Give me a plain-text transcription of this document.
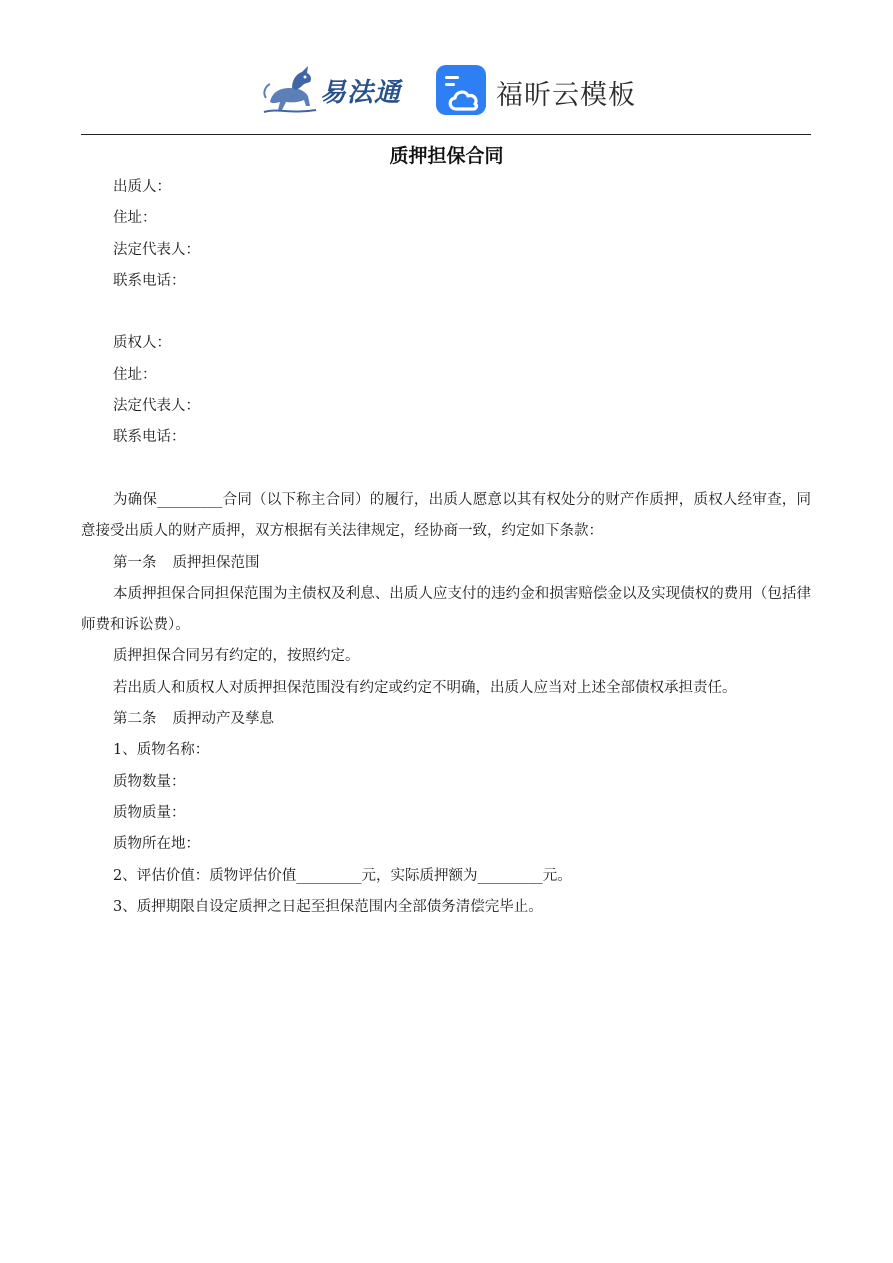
易法通	福昕云模板
质押担保合同
出质人：
住址：
法定代表人：
联系电话：
质权人：
住址：
法定代表人：
联系电话：
为确保_________合同（以下称主合同）的履行，出质人愿意以其有权处分的财产作质押，质权人经审查，同意接受出质人的财产质押，双方根据有关法律规定，经协商一致，约定如下条款：
第一条 质押担保范围
本质押担保合同担保范围为主债权及利息、出质人应支付的违约金和损害赔偿金以及实现债权的费用（包括律师费和诉讼费）。
质押担保合同另有约定的，按照约定。
若出质人和质权人对质押担保范围没有约定或约定不明确，出质人应当对上述全部债权承担责任。
第二条 质押动产及孳息
1、质物名称：
质物数量：
质物质量：
质物所在地：
2、评估价值：质物评估价值_________元，实际质押额为_________元。
3、质押期限自设定质押之日起至担保范围内全部债务清偿完毕止。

· · · · · · ·

To be done – Generate a word-for-word copy of the preceding records, excluding all pictures.

The completed task –
Give me a plain-text transcription of this document.
易法通	福昕云模板
质押担保合同
出质人：
住址：
法定代表人：
联系电话：
质权人：
住址：
法定代表人：
联系电话：
为确保_________合同（以下称主合同）的履行，出质人愿意以其有权处分的财产作质押，质权人经审查，同意接受出质人的财产质押，双方根据有关法律规定，经协商一致，约定如下条款：
第一条 质押担保范围
本质押担保合同担保范围为主债权及利息、出质人应支付的违约金和损害赔偿金以及实现债权的费用（包括律师费和诉讼费）。
质押担保合同另有约定的，按照约定。
若出质人和质权人对质押担保范围没有约定或约定不明确，出质人应当对上述全部债权承担责任。
第二条 质押动产及孳息
1、质物名称：
质物数量：
质物质量：
质物所在地：
2、评估价值：质物评估价值_________元，实际质押额为_________元。
3、质押期限自设定质押之日起至担保范围内全部债务清偿完毕止。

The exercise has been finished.